───── DATA SHOWN ─────

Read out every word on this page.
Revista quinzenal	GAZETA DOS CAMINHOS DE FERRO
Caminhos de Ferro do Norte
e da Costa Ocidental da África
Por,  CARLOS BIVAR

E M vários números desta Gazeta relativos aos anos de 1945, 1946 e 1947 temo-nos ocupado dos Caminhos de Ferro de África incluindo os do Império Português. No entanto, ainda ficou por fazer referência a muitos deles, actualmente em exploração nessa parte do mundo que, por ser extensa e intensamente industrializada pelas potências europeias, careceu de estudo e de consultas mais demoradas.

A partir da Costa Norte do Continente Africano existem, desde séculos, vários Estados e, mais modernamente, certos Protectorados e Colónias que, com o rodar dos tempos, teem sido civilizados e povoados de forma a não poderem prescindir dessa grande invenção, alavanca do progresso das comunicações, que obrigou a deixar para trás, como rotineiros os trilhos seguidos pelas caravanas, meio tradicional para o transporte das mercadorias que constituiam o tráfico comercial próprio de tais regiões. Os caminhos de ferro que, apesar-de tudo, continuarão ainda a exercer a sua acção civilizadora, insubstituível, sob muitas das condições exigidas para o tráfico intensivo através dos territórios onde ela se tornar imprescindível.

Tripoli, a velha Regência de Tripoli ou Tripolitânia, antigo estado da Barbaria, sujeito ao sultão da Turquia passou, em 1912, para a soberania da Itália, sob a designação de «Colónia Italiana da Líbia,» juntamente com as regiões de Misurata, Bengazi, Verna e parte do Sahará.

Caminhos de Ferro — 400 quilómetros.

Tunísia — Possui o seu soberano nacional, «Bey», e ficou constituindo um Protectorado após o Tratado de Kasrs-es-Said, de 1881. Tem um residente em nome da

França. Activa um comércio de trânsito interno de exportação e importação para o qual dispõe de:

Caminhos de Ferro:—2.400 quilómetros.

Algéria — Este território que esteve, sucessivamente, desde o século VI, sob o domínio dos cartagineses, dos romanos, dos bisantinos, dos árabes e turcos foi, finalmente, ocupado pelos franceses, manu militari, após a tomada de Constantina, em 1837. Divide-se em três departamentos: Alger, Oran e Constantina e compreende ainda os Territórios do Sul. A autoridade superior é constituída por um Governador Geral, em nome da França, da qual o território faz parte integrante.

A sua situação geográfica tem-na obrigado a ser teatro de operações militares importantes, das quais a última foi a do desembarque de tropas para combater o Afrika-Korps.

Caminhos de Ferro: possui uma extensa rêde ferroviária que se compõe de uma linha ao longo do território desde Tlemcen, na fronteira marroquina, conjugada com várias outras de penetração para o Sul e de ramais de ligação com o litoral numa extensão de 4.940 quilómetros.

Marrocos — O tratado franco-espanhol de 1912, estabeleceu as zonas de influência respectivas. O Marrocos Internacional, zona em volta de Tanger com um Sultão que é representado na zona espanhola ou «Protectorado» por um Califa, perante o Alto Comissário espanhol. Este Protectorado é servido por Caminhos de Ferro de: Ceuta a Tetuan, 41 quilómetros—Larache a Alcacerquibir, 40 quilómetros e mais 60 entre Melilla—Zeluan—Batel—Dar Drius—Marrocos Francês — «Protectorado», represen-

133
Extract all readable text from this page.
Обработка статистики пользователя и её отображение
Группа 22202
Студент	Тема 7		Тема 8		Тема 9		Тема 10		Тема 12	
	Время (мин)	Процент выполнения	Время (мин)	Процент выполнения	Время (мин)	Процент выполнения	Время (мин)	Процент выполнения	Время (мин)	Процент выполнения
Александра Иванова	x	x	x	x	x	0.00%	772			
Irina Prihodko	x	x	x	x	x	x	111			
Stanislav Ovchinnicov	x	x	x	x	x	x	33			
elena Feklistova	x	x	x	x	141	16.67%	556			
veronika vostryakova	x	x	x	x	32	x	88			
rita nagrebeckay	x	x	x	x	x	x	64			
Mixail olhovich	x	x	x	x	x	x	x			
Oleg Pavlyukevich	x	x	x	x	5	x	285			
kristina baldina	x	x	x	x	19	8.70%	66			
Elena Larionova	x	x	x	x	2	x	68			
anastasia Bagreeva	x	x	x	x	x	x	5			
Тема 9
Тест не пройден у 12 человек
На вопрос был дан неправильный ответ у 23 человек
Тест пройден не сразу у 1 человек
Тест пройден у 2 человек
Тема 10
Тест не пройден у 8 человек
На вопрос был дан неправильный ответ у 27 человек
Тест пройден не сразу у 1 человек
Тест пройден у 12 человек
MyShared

─────

WHAT NEEDS TO BE DONE: Report the number of lines in the listing that include the string "человек"; give nothing but the number.

OUTPUT: 8